:: Work instructions ::
Report how many lines contain the word "both"; answer with the number only.

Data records
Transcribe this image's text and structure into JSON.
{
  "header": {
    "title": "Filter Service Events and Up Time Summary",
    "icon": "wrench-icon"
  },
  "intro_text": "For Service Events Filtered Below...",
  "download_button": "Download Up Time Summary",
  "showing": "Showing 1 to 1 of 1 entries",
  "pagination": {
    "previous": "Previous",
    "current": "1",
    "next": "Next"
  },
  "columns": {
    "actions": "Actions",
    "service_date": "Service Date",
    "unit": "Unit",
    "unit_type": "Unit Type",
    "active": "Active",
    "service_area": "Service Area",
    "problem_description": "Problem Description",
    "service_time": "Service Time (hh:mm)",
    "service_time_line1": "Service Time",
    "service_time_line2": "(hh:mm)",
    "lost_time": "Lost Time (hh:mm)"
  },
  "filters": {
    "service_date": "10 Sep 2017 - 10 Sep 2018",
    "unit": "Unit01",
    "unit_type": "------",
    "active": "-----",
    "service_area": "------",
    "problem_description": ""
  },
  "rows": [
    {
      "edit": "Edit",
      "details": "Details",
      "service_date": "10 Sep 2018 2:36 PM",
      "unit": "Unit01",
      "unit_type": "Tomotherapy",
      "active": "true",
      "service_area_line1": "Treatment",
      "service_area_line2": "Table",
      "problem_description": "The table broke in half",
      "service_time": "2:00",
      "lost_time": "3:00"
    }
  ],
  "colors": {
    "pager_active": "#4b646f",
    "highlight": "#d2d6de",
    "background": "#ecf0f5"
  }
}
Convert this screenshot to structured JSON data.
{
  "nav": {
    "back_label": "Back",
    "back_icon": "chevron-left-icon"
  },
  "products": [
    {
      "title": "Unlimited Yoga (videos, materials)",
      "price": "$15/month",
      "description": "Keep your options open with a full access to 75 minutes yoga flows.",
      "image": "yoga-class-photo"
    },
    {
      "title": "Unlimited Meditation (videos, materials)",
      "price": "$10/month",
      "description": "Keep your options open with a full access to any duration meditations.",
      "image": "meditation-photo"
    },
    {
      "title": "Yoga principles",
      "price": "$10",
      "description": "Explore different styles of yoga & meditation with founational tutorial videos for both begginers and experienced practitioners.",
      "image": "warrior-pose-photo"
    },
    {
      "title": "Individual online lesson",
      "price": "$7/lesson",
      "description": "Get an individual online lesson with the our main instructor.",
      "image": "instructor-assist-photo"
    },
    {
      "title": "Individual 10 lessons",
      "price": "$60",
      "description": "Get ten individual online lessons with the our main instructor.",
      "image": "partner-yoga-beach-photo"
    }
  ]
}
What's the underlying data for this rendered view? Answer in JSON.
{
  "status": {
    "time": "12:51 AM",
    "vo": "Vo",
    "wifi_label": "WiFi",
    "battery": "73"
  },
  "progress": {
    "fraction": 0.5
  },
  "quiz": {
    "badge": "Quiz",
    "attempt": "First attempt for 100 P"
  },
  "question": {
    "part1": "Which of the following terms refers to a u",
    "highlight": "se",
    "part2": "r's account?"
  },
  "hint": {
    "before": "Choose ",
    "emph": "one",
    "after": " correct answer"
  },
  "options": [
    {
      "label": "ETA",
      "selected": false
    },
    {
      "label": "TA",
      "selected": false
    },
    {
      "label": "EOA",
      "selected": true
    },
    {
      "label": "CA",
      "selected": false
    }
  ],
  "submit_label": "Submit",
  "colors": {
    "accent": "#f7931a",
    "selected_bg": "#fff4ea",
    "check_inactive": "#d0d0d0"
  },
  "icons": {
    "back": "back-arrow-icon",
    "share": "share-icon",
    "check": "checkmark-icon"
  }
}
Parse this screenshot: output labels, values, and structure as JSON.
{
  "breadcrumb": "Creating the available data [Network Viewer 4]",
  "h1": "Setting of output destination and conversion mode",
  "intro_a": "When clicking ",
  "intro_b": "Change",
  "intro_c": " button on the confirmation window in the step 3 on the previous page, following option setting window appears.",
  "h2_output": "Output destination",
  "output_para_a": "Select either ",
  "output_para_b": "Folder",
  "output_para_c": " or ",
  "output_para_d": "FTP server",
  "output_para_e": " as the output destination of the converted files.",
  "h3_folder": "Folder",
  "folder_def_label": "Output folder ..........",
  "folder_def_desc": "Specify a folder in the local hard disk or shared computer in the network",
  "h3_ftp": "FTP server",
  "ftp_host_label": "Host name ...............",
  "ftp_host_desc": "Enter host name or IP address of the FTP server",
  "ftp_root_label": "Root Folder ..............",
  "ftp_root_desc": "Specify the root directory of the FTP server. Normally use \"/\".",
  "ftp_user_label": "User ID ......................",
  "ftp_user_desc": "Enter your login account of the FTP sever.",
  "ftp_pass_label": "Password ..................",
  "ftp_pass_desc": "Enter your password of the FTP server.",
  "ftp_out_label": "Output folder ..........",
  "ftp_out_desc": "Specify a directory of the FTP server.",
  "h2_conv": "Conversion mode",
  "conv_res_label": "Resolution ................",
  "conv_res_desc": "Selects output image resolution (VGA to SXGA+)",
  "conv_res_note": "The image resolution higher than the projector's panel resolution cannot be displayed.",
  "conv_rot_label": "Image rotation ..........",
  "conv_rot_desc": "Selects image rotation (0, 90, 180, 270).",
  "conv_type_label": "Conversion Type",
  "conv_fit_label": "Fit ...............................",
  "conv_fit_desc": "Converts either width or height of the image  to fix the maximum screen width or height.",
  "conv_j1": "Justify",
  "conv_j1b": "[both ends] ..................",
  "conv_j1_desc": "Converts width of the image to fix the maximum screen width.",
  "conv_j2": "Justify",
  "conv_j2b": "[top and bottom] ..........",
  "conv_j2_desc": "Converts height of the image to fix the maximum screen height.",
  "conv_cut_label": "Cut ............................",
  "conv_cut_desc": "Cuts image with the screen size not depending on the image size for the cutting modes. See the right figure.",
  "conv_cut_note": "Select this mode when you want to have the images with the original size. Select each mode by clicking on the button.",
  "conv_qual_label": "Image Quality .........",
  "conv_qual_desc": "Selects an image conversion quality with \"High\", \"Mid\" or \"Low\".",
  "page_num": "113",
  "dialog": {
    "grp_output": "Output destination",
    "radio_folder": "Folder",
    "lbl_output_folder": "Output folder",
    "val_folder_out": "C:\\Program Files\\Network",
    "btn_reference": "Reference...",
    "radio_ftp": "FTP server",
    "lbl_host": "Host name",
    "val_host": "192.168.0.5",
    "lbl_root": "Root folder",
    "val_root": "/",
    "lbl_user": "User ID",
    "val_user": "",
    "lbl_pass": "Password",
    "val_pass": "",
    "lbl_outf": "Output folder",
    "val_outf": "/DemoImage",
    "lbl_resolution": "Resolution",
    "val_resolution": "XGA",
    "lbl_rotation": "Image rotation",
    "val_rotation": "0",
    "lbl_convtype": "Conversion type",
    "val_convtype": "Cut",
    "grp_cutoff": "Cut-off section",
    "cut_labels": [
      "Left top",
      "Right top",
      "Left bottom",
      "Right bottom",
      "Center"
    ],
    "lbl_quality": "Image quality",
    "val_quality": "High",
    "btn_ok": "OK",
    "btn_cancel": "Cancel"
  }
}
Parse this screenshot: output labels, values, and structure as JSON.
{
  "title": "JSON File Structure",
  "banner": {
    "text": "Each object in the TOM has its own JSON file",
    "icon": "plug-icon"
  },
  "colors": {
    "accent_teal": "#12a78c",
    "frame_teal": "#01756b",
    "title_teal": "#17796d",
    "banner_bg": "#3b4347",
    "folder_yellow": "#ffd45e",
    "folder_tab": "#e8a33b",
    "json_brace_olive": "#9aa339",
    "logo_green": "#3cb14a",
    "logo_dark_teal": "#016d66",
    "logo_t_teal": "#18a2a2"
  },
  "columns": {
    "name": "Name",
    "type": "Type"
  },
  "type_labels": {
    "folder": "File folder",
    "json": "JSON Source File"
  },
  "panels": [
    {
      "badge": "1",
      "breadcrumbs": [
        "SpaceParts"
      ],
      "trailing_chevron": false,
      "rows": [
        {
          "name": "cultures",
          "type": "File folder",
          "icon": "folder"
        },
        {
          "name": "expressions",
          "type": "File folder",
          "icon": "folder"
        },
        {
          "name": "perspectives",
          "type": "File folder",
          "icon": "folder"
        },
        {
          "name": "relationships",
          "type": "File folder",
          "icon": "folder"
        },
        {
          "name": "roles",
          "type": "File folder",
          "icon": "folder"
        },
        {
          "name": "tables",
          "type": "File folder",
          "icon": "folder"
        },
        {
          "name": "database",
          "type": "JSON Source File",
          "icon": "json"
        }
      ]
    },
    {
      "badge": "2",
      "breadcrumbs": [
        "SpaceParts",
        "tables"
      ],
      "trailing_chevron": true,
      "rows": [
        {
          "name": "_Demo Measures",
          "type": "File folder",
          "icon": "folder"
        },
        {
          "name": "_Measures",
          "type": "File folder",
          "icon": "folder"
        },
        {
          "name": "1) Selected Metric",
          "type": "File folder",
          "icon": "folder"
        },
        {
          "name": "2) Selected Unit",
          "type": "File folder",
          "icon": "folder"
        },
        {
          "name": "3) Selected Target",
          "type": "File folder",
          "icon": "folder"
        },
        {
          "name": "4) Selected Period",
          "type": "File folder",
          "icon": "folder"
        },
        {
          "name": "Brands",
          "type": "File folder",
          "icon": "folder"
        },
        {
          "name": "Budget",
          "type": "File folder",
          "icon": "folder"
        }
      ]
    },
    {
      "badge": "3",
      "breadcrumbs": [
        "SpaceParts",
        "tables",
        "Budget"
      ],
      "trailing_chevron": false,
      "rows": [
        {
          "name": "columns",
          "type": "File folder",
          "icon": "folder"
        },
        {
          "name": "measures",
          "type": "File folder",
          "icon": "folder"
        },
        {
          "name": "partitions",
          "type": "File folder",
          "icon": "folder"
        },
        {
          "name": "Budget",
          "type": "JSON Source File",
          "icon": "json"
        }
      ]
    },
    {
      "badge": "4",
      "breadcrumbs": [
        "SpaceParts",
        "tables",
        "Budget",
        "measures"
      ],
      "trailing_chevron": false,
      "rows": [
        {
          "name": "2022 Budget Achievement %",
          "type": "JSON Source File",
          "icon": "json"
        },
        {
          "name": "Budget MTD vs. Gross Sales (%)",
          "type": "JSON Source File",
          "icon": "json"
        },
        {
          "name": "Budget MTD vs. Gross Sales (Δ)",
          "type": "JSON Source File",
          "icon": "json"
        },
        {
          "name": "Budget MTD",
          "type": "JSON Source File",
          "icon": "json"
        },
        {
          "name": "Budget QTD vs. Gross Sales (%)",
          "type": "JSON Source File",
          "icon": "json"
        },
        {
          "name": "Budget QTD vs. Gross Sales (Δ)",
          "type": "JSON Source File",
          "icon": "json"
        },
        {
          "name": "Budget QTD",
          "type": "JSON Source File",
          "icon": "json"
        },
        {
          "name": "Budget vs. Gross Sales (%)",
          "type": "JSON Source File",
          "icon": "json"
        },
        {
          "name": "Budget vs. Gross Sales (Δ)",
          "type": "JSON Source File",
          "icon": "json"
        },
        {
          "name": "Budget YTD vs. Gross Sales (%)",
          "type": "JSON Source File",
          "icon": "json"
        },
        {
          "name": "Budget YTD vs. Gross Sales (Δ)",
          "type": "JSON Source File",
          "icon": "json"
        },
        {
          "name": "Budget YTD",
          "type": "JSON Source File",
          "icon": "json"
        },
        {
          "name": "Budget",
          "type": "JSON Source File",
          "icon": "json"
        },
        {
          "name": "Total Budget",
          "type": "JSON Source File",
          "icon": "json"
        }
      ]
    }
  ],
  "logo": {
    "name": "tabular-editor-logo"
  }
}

:: Response to the task ::
2